Output as a JSON list of strings, one string per line, the lines of the material starting with the line containing "left labels: Понимание xyxy=(20,314,176,349)" and going on through the line containing "green circle xyxy=(210,239,492,521)", with blank lines left out.

[START OF ITEMS]

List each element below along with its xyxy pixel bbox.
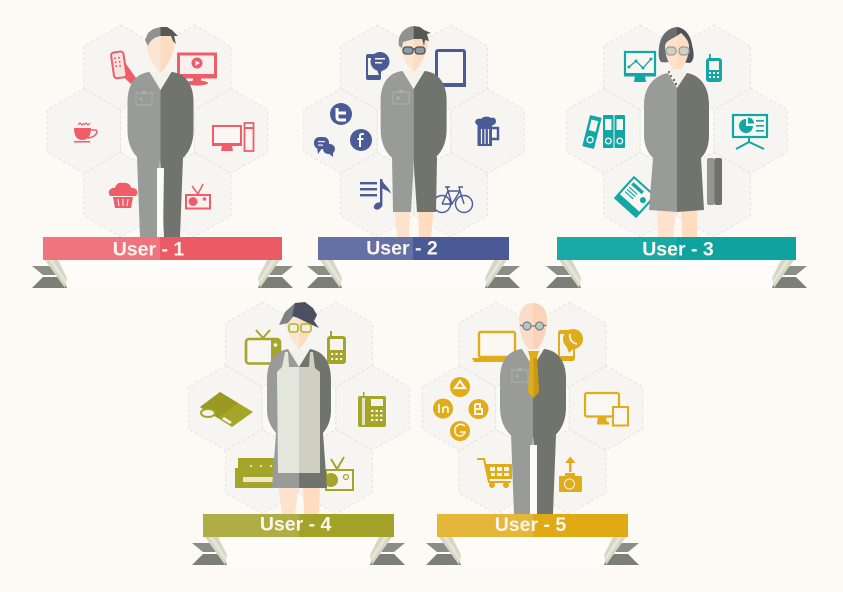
banner: user 4 [192,514,405,567]
hexagon background: user 2 [304,25,524,237]
panel: user 1 [32,25,293,290]
icon: mobile phone [706,54,722,82]
icon: desktop computer [212,123,254,151]
banner: user 2: User - 2 [366,238,438,260]
panel: user 4 [189,302,409,567]
panel: user 2 [304,25,524,290]
icon: phone with chat bubble [366,52,390,80]
icon: binders [582,115,625,149]
icon: set-top box [200,392,253,427]
icon: social circles [433,377,488,441]
icon: laptop [472,332,516,362]
banner: user 3: User - 3 [642,239,714,261]
banner: user 1 [32,237,293,290]
icon: shopping cart [477,459,512,488]
icon: mobile phone [327,331,346,364]
briefcase [707,158,722,205]
icon: remote control [111,51,136,84]
icon: presentation board [733,115,767,149]
hexagon background: user 1 [47,25,268,237]
icon: beer mug [475,117,498,146]
banner: user 5: User - 5 [495,514,566,536]
banner: user 3 [546,237,807,290]
icon: camera upload [559,456,582,492]
icon: television [246,330,280,364]
icon: bicycle [434,187,472,212]
figure: user 2 man in shorts [381,26,447,237]
banner: user 2 [307,237,520,290]
icon: twitter [330,103,352,125]
hexagon background: user 4 [189,302,409,514]
icon: newspaper [614,177,656,218]
icon: monitor with line chart [624,52,656,82]
icon: cupcake [109,183,137,208]
icon: radio [186,184,210,208]
icon: facebook [350,129,372,151]
icon: monitor and tablet [585,393,628,426]
figure: user 3 woman with briefcase [644,27,722,237]
icon: monitor with play button [177,54,217,86]
icon: radio [324,457,353,490]
icon: sofa [235,458,274,488]
icon: music playlist [360,179,391,211]
panel: user 3 [546,25,807,290]
banner: user 1: User - 1 [113,239,184,261]
icon: chat bubbles [314,137,335,157]
banner: user 4: User - 4 [260,514,332,536]
panel: user 5 [422,302,643,567]
figure: user 5 bald man with tie [500,303,566,514]
icon: coffee cup [74,123,97,142]
hexagon background: user 5 [422,302,643,514]
figure: user 1 man in suit [128,27,194,237]
figure: user 4 woman in apron [267,302,331,514]
icon: phone with call bubble [558,329,583,361]
banner: user 5 [426,514,639,567]
icon: landline phone [358,392,386,427]
hexagon background: user 3 [567,25,787,237]
icon: tablet [435,50,466,87]
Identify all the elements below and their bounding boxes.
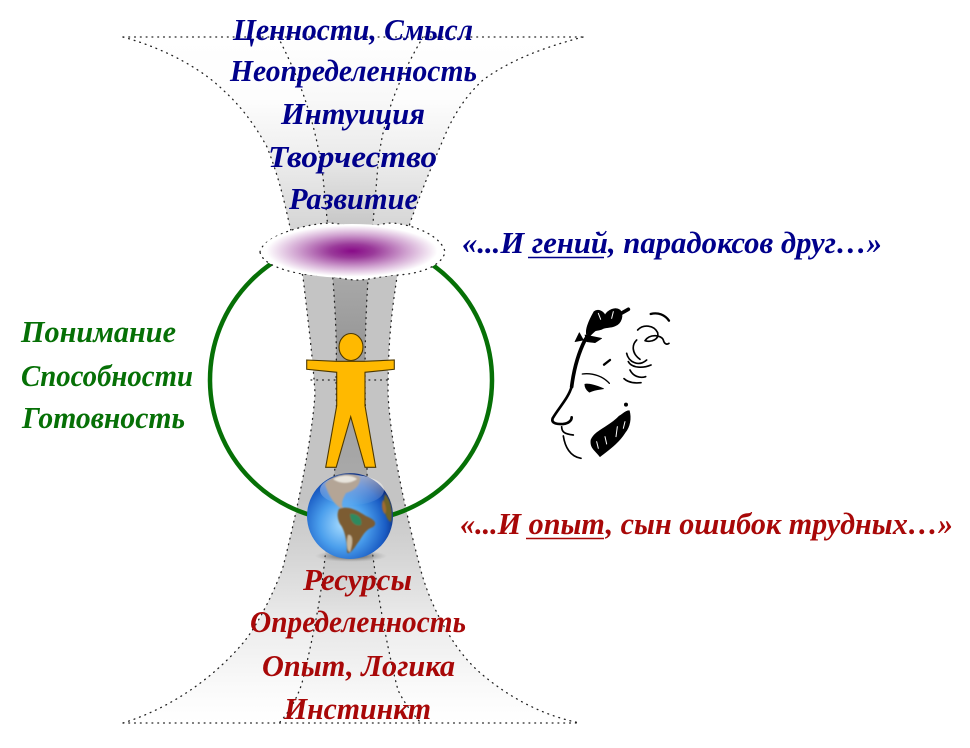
left labels: Понимание xyxy=(20,314,176,349)
top labels xyxy=(229,12,477,216)
left labels: Готовность xyxy=(21,400,185,435)
bottom labels: Инстинкт xyxy=(283,691,431,726)
left labels xyxy=(20,314,193,435)
portrait sketch xyxy=(552,309,669,458)
bottom labels: Опыт, Логика xyxy=(262,648,455,683)
top labels: Творчество xyxy=(268,139,437,174)
bottom labels xyxy=(250,562,466,726)
person figure xyxy=(307,334,394,467)
funnel: dotted outlines xyxy=(123,37,583,723)
funnel: outer column xyxy=(123,37,583,723)
left labels: Способности xyxy=(21,358,193,393)
funnel: inner column xyxy=(278,37,423,722)
bottom labels: Ресурсы xyxy=(302,562,412,597)
top labels: Неопределенность xyxy=(229,53,477,88)
top labels: Интуиция xyxy=(280,96,425,131)
green circle xyxy=(210,239,492,521)
quote: genius: «...И гений, парадоксов друг…» xyxy=(462,225,882,260)
globe xyxy=(307,473,393,562)
purple cloud xyxy=(260,223,445,280)
bottom labels: Определенность xyxy=(250,604,466,639)
top labels: Ценности, Смысл xyxy=(232,12,473,47)
quote: experience: «...И опыт, сын ошибок трудных…» xyxy=(460,506,953,541)
top labels: Развитие xyxy=(288,181,418,216)
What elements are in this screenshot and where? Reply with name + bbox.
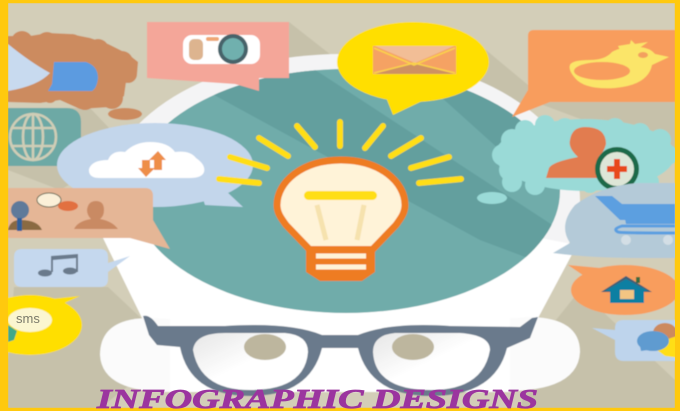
light bulb xyxy=(277,160,405,281)
icon: envelope xyxy=(373,46,456,74)
bubble: music xyxy=(14,249,130,287)
teal head interior xyxy=(132,69,560,313)
icon: cloud xyxy=(89,142,204,178)
head xyxy=(100,54,580,392)
sms label bubble xyxy=(8,308,52,332)
bulb base stripes xyxy=(316,256,366,267)
bulb highlight xyxy=(304,191,377,200)
thought puff xyxy=(477,192,507,204)
bubble: mail xyxy=(337,22,489,115)
glasses frame xyxy=(143,316,538,396)
glasses xyxy=(143,316,538,396)
icon: tablet xyxy=(48,62,98,91)
bubble: bird xyxy=(512,30,675,117)
left ear xyxy=(100,318,170,392)
icon: music notes xyxy=(38,254,78,276)
icon: sync arrows xyxy=(138,151,166,177)
icon: plus badge xyxy=(595,147,639,191)
icon: person silhouette xyxy=(74,201,118,229)
bubble: sms xyxy=(0,295,82,355)
light inner shape xyxy=(8,44,50,91)
bubble: home xyxy=(568,265,679,315)
sms text: sms xyxy=(16,311,40,326)
icon: person xyxy=(546,127,608,178)
head lower white xyxy=(102,237,572,320)
bulb base xyxy=(306,246,375,281)
icon: businessman xyxy=(8,201,42,231)
thought puff xyxy=(108,108,142,120)
bubble: shopping cart xyxy=(553,183,680,258)
bubble: cloud sync xyxy=(57,123,253,207)
left lens xyxy=(193,333,308,390)
bubble: camera xyxy=(147,22,289,91)
right pupil xyxy=(392,334,434,360)
icon: chat bubbles xyxy=(637,323,680,358)
icon: globe xyxy=(10,114,56,160)
teal diagonal shadows xyxy=(214,70,552,257)
tile: globe xyxy=(8,108,81,166)
bulb glass xyxy=(277,160,405,250)
icon: orange speech xyxy=(58,201,78,211)
icon: bird xyxy=(570,40,669,88)
icon: house xyxy=(601,276,652,303)
right lens xyxy=(373,333,490,390)
light bulb rays xyxy=(219,122,461,183)
icon: speech dots xyxy=(37,193,61,207)
icon: cart xyxy=(595,196,675,245)
icon: camera xyxy=(183,34,260,64)
icon: green tag xyxy=(8,325,17,342)
bubble: tablet thought cloud xyxy=(8,31,142,120)
right ear xyxy=(510,317,580,392)
face lower white xyxy=(170,318,510,392)
bubble: health thought cloud xyxy=(477,115,678,204)
bubble: people talking xyxy=(8,188,170,249)
left pupil xyxy=(244,334,286,360)
head white shape xyxy=(139,54,580,244)
bubble: chat xyxy=(592,320,680,361)
bulb filament xyxy=(317,205,364,240)
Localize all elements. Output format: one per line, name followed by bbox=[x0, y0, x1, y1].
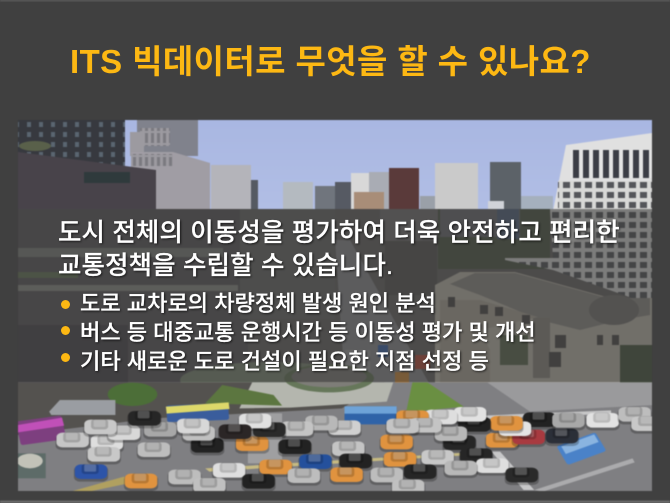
cars bbox=[56, 407, 665, 497]
lower city block bbox=[18, 209, 652, 398]
headline text: 교통정책을 수립할 수 있습니다. bbox=[58, 252, 393, 280]
headline text: 도시 전체의 이동성을 평가하여 더욱 안전하고 편리한 bbox=[58, 219, 620, 247]
title: ITS 빅데이터로 무엇을 할 수 있나요? bbox=[70, 43, 591, 80]
right building bbox=[553, 133, 652, 212]
bullet 2: 버스 등 대중교통 운행시간 등 이동성 평가 및 개선 bbox=[80, 320, 536, 345]
buses bbox=[16, 402, 606, 478]
bullet 3: 기타 새로운 도로 건설이 필요한 지점 선정 등 bbox=[80, 349, 489, 374]
road and plaza bbox=[16, 364, 665, 497]
bullet 1: 도로 교차로의 차량정체 발생 원인 분석 bbox=[80, 291, 436, 316]
bullet list bbox=[61, 291, 536, 374]
left buildings bbox=[18, 120, 210, 211]
headline text bbox=[58, 219, 621, 280]
distant skyline bbox=[211, 162, 553, 212]
frame lines bbox=[0, 0, 670, 2]
dark overlay band bbox=[18, 209, 652, 382]
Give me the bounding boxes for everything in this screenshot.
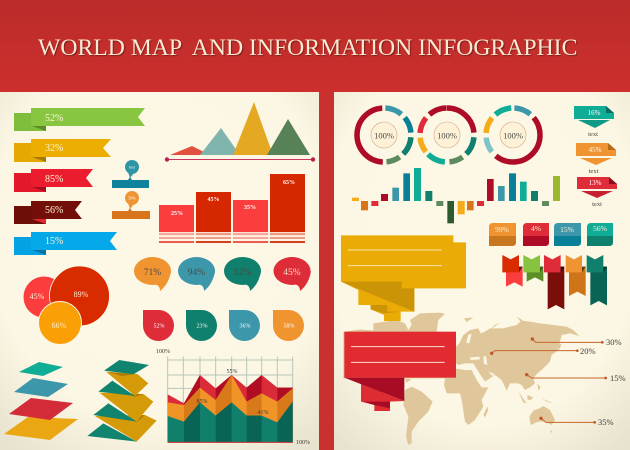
- small callout: teal: [112, 160, 149, 188]
- venn circles: [24, 266, 110, 344]
- drop labels: 52%: [154, 324, 164, 330]
- ring: chart 1: 100%: [374, 130, 394, 140]
- bar chart: 65%: [283, 180, 295, 186]
- ring: chart 3: [486, 108, 540, 162]
- percent tabs: 4%: [531, 224, 541, 233]
- area chart: 85%: [196, 399, 208, 405]
- drop labels: 36%: [240, 324, 250, 330]
- percent tabs: 56%: [593, 224, 607, 233]
- tag: 16%: [574, 106, 614, 138]
- ribbon: 85%: [14, 169, 93, 192]
- percent tabs: [489, 223, 613, 246]
- bubble 45%: 45%: [283, 268, 301, 278]
- venn circles: 45%: [30, 292, 45, 301]
- map labels: 15%: [610, 373, 626, 383]
- drop labels: 23%: [196, 324, 208, 330]
- ring: chart 2: 100%: [437, 130, 457, 140]
- ribbon: 32%: 32%: [45, 143, 63, 154]
- area chart: 41%: [258, 410, 268, 416]
- map labels: 20%: [580, 346, 596, 356]
- ribbon: 85%: 85%: [45, 174, 63, 185]
- area chart: 100%: [156, 349, 170, 355]
- small callout: teal: text: [129, 164, 136, 170]
- ring: chart 3: 100%: [503, 130, 523, 140]
- panel: left: [0, 92, 319, 450]
- ribbon: 15%: [14, 232, 117, 255]
- bubble 71%: [134, 257, 171, 291]
- tag: 13%: text: [592, 201, 602, 208]
- drop labels: [143, 310, 304, 341]
- bubble 94%: [178, 257, 215, 291]
- bubble 82%: [224, 257, 261, 291]
- tag: 16%: 16%: [588, 109, 601, 117]
- tag: 45%: 45%: [589, 146, 602, 154]
- area chart: 55%: [226, 369, 238, 375]
- ribbon: 56%: [14, 201, 82, 224]
- bubble 45%: [274, 257, 311, 291]
- percent tabs: 99%: [495, 225, 509, 234]
- header band: [0, 0, 630, 92]
- map leader lines: [490, 337, 607, 424]
- stacked layers: [4, 362, 78, 440]
- ribbon: 52%: [14, 108, 145, 131]
- map labels: 35%: [598, 417, 614, 427]
- area chart: [156, 349, 310, 446]
- ring: chart 2: [420, 108, 474, 162]
- small callout: orange: 50%: [128, 196, 136, 200]
- red banner: [344, 332, 456, 411]
- bubble 94%: 94%: [188, 268, 205, 278]
- ribbon: 56%: 56%: [45, 205, 63, 216]
- tag: 45%: text: [589, 168, 599, 175]
- bubble 82%: 82%: [234, 268, 251, 278]
- bar chart: 35%: [244, 205, 256, 211]
- ribbon: 15%: 15%: [45, 236, 63, 247]
- bar chart: 25%: [171, 211, 183, 217]
- ribbon: 32%: [14, 139, 111, 162]
- venn circles: 89%: [74, 290, 89, 299]
- world map: [343, 313, 579, 445]
- title: WORLD MAP AND INFORMATION INFOGRAPHIC: [38, 35, 577, 61]
- drop labels: 58%: [284, 324, 294, 330]
- mountain chart: [165, 102, 315, 162]
- venn circles: 66%: [52, 321, 67, 330]
- ring: chart 1: [357, 108, 411, 162]
- ribbons: [14, 108, 145, 255]
- area chart: 100%: [296, 440, 310, 446]
- tag: 45%: [576, 143, 616, 175]
- bar chart: 45%: [208, 197, 220, 203]
- ribbon: 52%: 52%: [45, 113, 63, 124]
- inland seas: [466, 333, 495, 376]
- panel: right: [334, 92, 630, 450]
- tag: 13%: 13%: [589, 179, 602, 187]
- tag: 16%: text: [588, 131, 598, 138]
- bubble 71%: 71%: [144, 268, 161, 278]
- speech bubbles: [134, 257, 311, 291]
- column chart: positive and negative bars: [352, 168, 560, 223]
- map labels: 30%: [606, 337, 622, 347]
- small callout: orange: [112, 191, 150, 219]
- tag: 13%: [577, 177, 617, 208]
- percent tabs: 15%: [560, 225, 574, 234]
- bar chart: [159, 174, 305, 242]
- folded stack: [87, 360, 157, 442]
- bookmarks: [502, 255, 607, 309]
- map labels: [580, 337, 626, 427]
- yellow banner: [341, 235, 466, 321]
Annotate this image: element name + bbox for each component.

[END OF ITEMS]

- **FINISHED TASK**
[
  "left labels: Понимание xyxy=(20,314,176,349)",
  "top labels xyxy=(229,12,477,216)",
  "left labels: Готовность xyxy=(21,400,185,435)",
  "bottom labels: Инстинкт xyxy=(283,691,431,726)",
  "left labels xyxy=(20,314,193,435)",
  "portrait sketch xyxy=(552,309,669,458)",
  "bottom labels: Опыт, Логика xyxy=(262,648,455,683)",
  "top labels: Творчество xyxy=(268,139,437,174)",
  "bottom labels xyxy=(250,562,466,726)",
  "person figure xyxy=(307,334,394,467)",
  "funnel: dotted outlines xyxy=(123,37,583,723)",
  "funnel: outer column xyxy=(123,37,583,723)",
  "left labels: Способности xyxy=(21,358,193,393)",
  "funnel: inner column xyxy=(278,37,423,722)",
  "bottom labels: Ресурсы xyxy=(302,562,412,597)",
  "top labels: Неопределенность xyxy=(229,53,477,88)",
  "top labels: Интуиция xyxy=(280,96,425,131)",
  "green circle xyxy=(210,239,492,521)"
]